• [Source text]:

####

With most airports located in or near major urban centers, directed-energy weapons could help to address the near impossibility of providing adequate, credible security zones around airports. Furthermore, they could defend coastal airports from attacks launched from a commercial or private ship loitering offshore-a potentially ideal platform for launching precision strikes.
CHALLENGES AHEAD
It remains to be seen how government and the private sector apply their energy and imagination to turning these technologies into potent anti-terrorism tools. There are several serious obstacles to be overcome.
Research and Development Trends. The September 11, 2001, attacks on New York and Washington seem only somewhat to have affected research and development trends in the United States, and, indeed, it appears that the same trend is holding true for other nations as well. American research and development efforts have been affected only “on the margins”. For example, the newly created Department of Homeland Security has a science and technology directorate with a research budget of about $800 million. While that seems like a great deal of money, it is a small fraction of the $90 billion the U.S. government spends on research.
In turn, government research represents an increasingly less significant portion of the total research and development effort. In the 1960s, about two-thirds of U.S. research was federally funded. Today, two-thirds of researchabout $180 billion-is funded by the private sector. For example, American software and semiconductor companies spend about $10 billion, which is about the same amount as the entire research budget for the US space program.
The balance of investments for research and development does not bode well for counterterrorism technologies. Most of the cutting-edge research in related areas, particularly with regard to information technology and biotechnology, is in the private sector where development pro¬grams are largely driven by potential markets and the profits to be made in the security sector seem to pale in comparison with other commercial opportunities.
In part, this challenge can be addressed by making the counterterrorism community a more attractive customer for the private sector. Legal incentives such as indemnification for products may help-as would broadly accepted international standards for the application of technologies, particularly in the areas of biometrics. Moving to open and non-proprietary information architectures that make it far easier to adapt commercial technologies to law enforcement needs would also be of great benefit.
A significant next step would be initiating a serious dialogue to determine what a future international counterterrorism security technology development regime might look like. It would require, among other things, a technology clearinghouse so that partners know what technologies are available for transfer; a method of setting stan¬dards so that technologies are understandable; interoperable and transferable means for industry-toindustry dialogue; predictable export control requirements; and acquisition mechanisms such as joint development programs, licensing agreements, and something comparable to the foreign military sales program. Any of these or other initiatives that serve to create a more uniform and dependable market for counterterrorism technologies would serve to make it a more attractive target for the private sector and, in turn, stimulate the responsiveness of private research and development in support of key law enforcement needs.
BARRIERS TO INNOVATION
Even if private research and development can be better teamed with government efforts and focused on the terrorism challenges of the 21st century, the traditional barriers to innovation in law enforcement technologies will remain. These challenges include four areas.

####

• [Input]:

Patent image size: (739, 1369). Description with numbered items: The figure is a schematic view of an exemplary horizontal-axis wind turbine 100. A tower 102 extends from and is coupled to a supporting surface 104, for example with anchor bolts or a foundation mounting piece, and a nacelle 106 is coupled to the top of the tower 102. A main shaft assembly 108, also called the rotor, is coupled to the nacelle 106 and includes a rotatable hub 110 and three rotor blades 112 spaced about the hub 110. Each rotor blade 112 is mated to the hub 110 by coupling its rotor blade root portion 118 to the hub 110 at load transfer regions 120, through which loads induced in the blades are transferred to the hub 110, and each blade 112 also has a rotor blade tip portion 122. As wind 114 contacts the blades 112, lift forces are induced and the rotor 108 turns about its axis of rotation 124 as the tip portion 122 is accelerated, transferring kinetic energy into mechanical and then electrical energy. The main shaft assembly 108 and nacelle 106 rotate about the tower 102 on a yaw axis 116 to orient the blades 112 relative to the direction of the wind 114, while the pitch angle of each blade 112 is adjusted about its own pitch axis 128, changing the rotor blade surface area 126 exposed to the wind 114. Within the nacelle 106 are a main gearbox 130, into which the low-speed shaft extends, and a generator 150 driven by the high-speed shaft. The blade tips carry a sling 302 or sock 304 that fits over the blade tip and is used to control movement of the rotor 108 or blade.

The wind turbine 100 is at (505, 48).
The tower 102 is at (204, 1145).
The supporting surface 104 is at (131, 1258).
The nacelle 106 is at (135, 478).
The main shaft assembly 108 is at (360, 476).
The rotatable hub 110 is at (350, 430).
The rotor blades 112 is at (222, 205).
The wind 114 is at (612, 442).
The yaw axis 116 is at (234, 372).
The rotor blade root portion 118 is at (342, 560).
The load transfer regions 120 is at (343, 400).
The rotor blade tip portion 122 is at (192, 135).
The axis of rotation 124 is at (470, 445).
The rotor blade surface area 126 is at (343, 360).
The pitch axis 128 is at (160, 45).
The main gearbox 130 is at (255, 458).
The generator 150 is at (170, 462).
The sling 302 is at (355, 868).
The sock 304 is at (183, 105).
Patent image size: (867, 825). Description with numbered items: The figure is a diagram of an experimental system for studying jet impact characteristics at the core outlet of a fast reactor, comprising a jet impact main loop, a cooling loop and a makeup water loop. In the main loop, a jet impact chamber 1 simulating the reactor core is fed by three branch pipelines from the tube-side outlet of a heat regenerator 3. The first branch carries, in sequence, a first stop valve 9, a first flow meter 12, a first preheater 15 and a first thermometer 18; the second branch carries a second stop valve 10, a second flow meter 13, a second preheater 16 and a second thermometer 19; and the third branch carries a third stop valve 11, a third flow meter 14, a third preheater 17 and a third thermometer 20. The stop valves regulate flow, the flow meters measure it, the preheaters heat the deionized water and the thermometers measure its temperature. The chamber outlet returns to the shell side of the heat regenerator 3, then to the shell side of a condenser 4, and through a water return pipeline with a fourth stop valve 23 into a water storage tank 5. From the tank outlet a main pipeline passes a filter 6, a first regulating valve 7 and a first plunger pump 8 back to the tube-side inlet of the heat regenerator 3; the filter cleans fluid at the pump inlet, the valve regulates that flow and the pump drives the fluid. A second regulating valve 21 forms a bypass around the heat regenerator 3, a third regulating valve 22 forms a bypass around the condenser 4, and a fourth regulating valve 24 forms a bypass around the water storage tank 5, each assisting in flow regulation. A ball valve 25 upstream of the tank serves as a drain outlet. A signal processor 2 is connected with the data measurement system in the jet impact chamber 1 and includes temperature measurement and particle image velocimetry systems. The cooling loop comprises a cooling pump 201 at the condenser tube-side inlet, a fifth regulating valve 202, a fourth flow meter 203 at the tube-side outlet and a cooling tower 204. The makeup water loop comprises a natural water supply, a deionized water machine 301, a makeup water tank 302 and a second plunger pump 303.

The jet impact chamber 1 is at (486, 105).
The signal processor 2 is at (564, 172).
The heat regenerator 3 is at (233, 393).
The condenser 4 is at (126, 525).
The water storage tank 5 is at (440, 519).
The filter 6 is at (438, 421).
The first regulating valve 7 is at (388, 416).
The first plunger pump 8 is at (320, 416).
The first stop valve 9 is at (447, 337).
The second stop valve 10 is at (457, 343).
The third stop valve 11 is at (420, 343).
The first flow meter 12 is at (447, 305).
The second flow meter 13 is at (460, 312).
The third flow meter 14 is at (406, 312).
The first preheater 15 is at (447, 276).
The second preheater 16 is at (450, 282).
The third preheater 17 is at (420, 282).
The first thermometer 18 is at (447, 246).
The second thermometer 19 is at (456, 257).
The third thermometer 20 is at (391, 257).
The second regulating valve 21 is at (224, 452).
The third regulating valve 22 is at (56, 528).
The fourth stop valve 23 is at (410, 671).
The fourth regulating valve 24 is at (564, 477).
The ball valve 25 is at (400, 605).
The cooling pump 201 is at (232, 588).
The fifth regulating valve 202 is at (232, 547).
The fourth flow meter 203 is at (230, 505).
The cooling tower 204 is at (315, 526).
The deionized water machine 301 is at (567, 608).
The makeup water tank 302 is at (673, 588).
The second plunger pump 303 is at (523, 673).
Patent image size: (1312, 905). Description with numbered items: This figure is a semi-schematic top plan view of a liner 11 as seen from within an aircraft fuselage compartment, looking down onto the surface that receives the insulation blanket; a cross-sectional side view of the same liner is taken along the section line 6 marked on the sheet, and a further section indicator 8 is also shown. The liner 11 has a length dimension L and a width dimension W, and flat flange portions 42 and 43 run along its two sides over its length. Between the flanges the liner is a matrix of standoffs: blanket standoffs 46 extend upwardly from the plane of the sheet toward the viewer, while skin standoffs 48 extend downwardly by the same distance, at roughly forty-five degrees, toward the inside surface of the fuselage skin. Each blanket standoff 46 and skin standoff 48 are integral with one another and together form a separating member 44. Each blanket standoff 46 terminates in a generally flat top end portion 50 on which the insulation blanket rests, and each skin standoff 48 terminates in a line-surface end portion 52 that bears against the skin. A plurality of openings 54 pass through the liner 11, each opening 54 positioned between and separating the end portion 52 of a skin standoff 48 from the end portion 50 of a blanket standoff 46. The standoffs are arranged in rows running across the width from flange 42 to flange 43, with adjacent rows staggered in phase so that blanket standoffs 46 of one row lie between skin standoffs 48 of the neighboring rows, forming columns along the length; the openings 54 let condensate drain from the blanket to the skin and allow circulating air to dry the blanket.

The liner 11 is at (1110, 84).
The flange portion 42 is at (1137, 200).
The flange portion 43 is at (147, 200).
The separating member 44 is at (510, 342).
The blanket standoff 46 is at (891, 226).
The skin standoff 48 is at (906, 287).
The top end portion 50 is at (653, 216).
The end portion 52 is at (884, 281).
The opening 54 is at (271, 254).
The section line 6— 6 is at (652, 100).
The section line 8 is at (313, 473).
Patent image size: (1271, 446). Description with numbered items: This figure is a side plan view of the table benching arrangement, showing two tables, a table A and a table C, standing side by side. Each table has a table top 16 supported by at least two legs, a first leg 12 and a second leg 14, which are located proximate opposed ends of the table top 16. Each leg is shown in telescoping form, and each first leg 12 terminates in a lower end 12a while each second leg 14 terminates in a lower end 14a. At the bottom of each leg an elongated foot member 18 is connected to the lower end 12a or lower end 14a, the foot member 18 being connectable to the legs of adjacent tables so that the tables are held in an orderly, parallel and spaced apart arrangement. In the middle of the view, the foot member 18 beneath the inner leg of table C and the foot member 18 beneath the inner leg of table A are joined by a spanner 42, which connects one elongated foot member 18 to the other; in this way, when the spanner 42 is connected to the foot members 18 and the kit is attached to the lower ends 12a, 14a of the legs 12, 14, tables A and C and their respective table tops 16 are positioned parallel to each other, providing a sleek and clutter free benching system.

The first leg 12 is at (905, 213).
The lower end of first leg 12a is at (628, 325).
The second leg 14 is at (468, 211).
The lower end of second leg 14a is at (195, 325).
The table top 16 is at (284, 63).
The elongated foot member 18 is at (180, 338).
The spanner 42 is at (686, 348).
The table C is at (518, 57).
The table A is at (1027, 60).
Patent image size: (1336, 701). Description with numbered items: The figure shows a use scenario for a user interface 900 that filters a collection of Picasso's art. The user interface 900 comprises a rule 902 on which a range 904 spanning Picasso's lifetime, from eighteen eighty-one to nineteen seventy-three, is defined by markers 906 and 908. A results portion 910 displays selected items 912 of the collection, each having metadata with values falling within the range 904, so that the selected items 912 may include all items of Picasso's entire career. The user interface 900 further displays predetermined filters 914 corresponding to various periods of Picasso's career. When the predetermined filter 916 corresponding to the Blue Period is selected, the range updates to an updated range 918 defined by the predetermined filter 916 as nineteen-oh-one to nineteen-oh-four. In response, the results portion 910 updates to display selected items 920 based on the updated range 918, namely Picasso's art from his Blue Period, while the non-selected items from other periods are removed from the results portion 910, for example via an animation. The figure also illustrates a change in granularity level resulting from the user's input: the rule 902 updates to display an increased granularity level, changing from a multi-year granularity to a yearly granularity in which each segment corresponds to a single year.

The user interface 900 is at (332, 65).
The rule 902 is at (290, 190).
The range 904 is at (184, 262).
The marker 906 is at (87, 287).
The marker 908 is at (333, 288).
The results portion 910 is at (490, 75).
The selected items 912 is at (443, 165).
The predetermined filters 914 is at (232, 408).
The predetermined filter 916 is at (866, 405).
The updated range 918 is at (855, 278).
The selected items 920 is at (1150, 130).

####

• [Prompt A]: Copy out the records word for word, starting at the first line and ending at the line that contains "The nacelle 106 is at (135, 478).", with both of those lines included.
• [Prompt B]: Continue the text on counterterrorism technology from its final sentence.

• [Output A]:
Patent image size: (739, 1369). Description with numbered items: The figure is a schematic view of an exemplary horizontal-axis wind turbine 100. A tower 102 extends from and is coupled to a supporting surface 104, for example with anchor bolts or a foundation mounting piece, and a nacelle 106 is coupled to the top of the tower 102. A main shaft assembly 108, also called the rotor, is coupled to the nacelle 106 and includes a rotatable hub 110 and three rotor blades 112 spaced about the hub 110. Each rotor blade 112 is mated to the hub 110 by coupling its rotor blade root portion 118 to the hub 110 at load transfer regions 120, through which loads induced in the blades are transferred to the hub 110, and each blade 112 also has a rotor blade tip portion 122. As wind 114 contacts the blades 112, lift forces are induced and the rotor 108 turns about its axis of rotation 124 as the tip portion 122 is accelerated, transferring kinetic energy into mechanical and then electrical energy. The main shaft assembly 108 and nacelle 106 rotate about the tower 102 on a yaw axis 116 to orient the blades 112 relative to the direction of the wind 114, while the pitch angle of each blade 112 is adjusted about its own pitch axis 128, changing the rotor blade surface area 126 exposed to the wind 114. Within the nacelle 106 are a main gearbox 130, into which the low-speed shaft extends, and a generator 150 driven by the high-speed shaft. The blade tips carry a sling 302 or sock 304 that fits over the blade tip and is used to control movement of the rotor 108 or blade.

The wind turbine 100 is at (505, 48).
The tower 102 is at (204, 1145).
The supporting surface 104 is at (131, 1258).
The nacelle 106 is at (135, 478).

• [Output B]:
Cost: The expense of new technologies includes both the cost of procuring a technology and the opportunity cost of adopting that technology as compared to other uses to which resources might be put. Technology Risk: This includes the everpresent risk that “big bets” will fail. The technology may not perform as expected or adequately address the tasks for which it was adopted.
Human Factors: New counterterrorism technologies can face a plethora of obstacles that have nothing to do with fiscal costs or technical specifications. For example, data mining and biometrics have raised an array of concerns about the protection of civil liberties and safeguarding of proprietary commercial information. Non-lethal weapons face legal barriers.
Additionally, institutional cultures may have difficulty adapting to new technologies, and new systems may present significant training and leader development challenges. Systems integration, for example, can enable law enforcement agencies to share information with others, but a number of concerns might make them reluctant to do so.
Unanticipated Costs: Any new technology will bring unintended consequences. The introduction of nanotechnologies, for example, has raised concerns about the potential consequences of unintentionally introducing new compounds into the environment. New technologies can also bring unexpected liabilities and adverse public reactions.
Perhaps the best means to satisfy these concerns is to address potential policy issues that may serve as barriers to the adoption of new technolo¬gies before new capabilities are introduced. Policy development that anticipates technological development represents a largely unprecedented challenge to law enforcement. More often than not, law enforcement’s approach has been to take years to develop the procedures that govern the implementation of new technologies, largely waiting for commercial technologies to mature, threats to evolve, and legal precedents to be established. This process will not serve for the challenges of the 21st century, where policy innovation must match, or indeed exceed, the speed of technological progress.
CONCLUSION
The terrorist threat against the free world is serious and enduring. We need to jointly develop the means and the technologies needed to meet this threat. The obstacles to creating an arsenal of counter-terrorism technologies that are practical and affordable and overmatch the threat of 21st century terrorism are daunting. Creating a vision of these future technologies, implementing initiatives that broaden the market and make it more predictable and dependable, and developing policies that will help to overcome the barriers to innovation are essential steps to harnessing technology to the future needs of law enforcement.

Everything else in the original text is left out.